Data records

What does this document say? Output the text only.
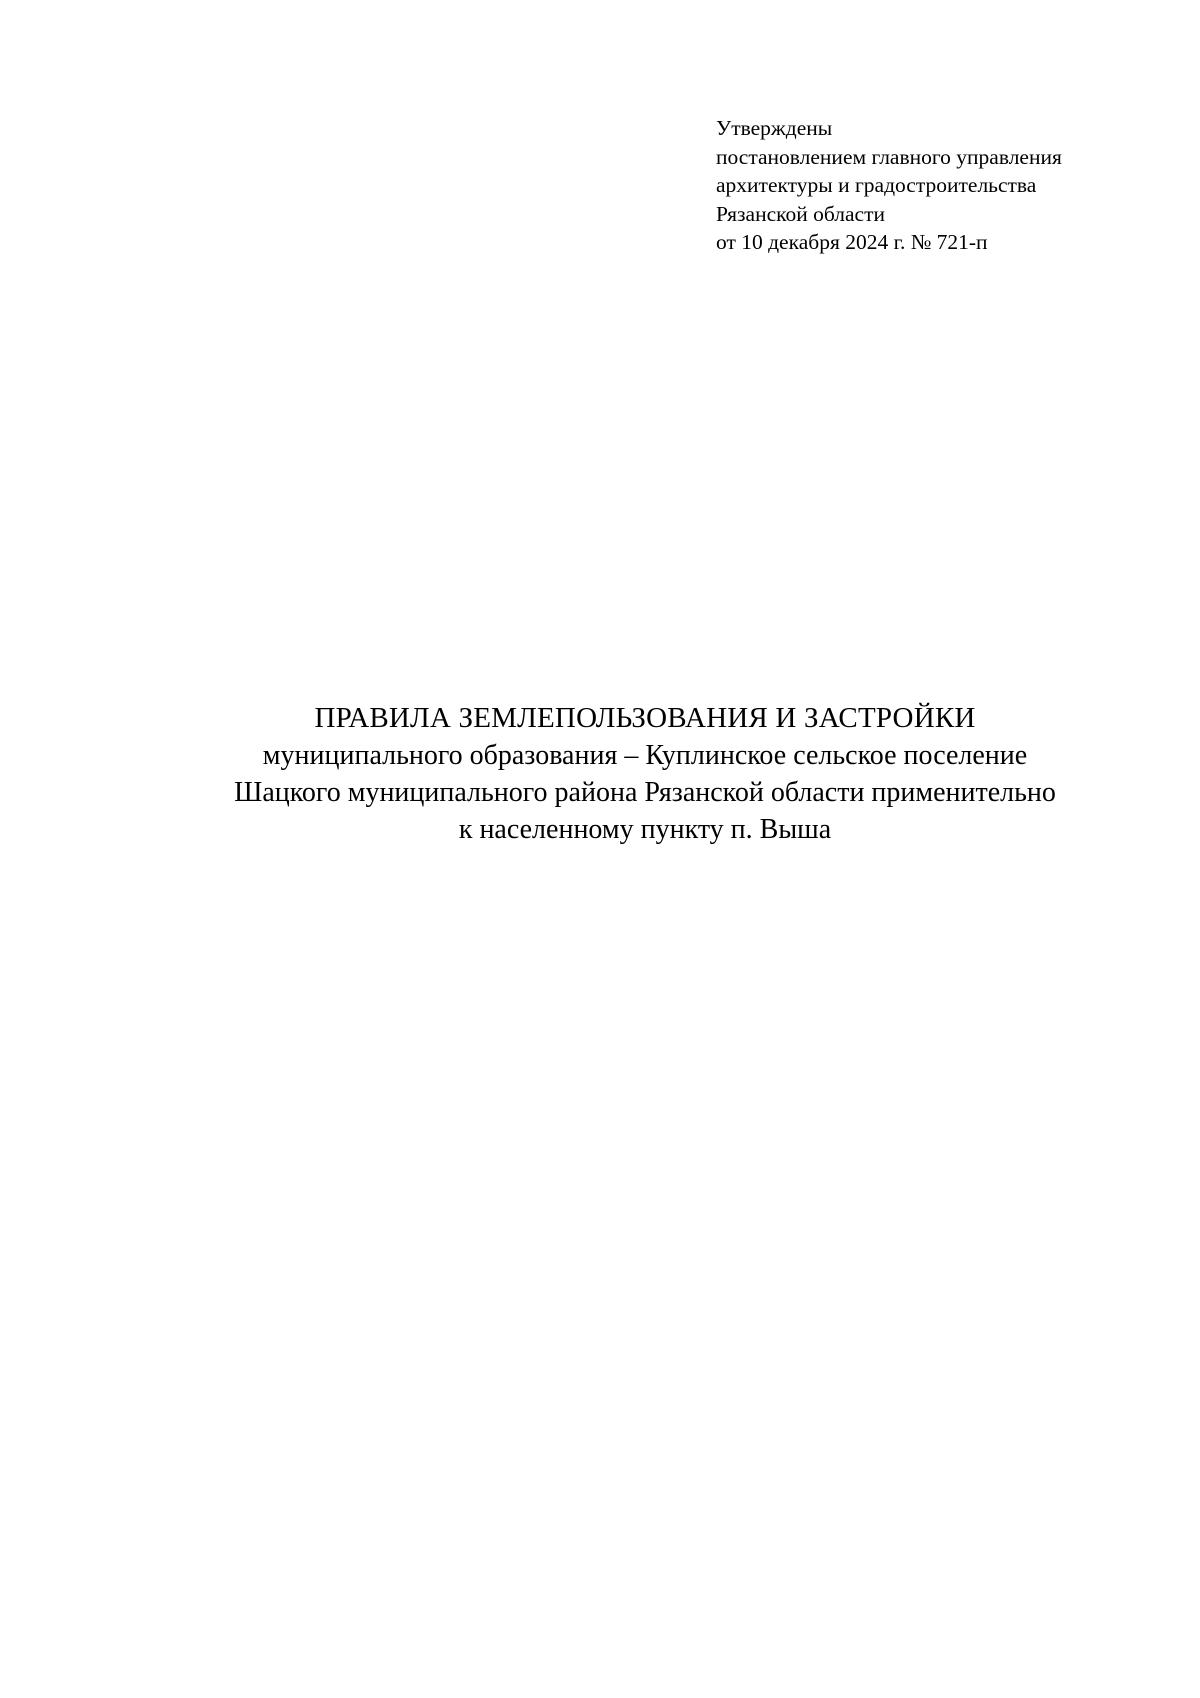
Утверждены
постановлением главного управления
архитектуры и градостроительства
Рязанской области
от 10 декабря 2024 г. № 721-п
ПРАВИЛА ЗЕМЛЕПОЛЬЗОВАНИЯ И ЗАСТРОЙКИ
муниципального образования – Куплинское сельское поселение
Шацкого муниципального района Рязанской области применительно
к населенному пункту п. Выша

__STATED GOAL__: The material above holds pictures; copy everything else in it exactly.

__ANSWER FOR THE TASK__:
What does this document say? Output the text only.
Утверждены
постановлением главного управления
архитектуры и градостроительства
Рязанской области
от 10 декабря 2024 г. № 721-п
ПРАВИЛА ЗЕМЛЕПОЛЬЗОВАНИЯ И ЗАСТРОЙКИ
муниципального образования – Куплинское сельское поселение
Шацкого муниципального района Рязанской области применительно
к населенному пункту п. Выша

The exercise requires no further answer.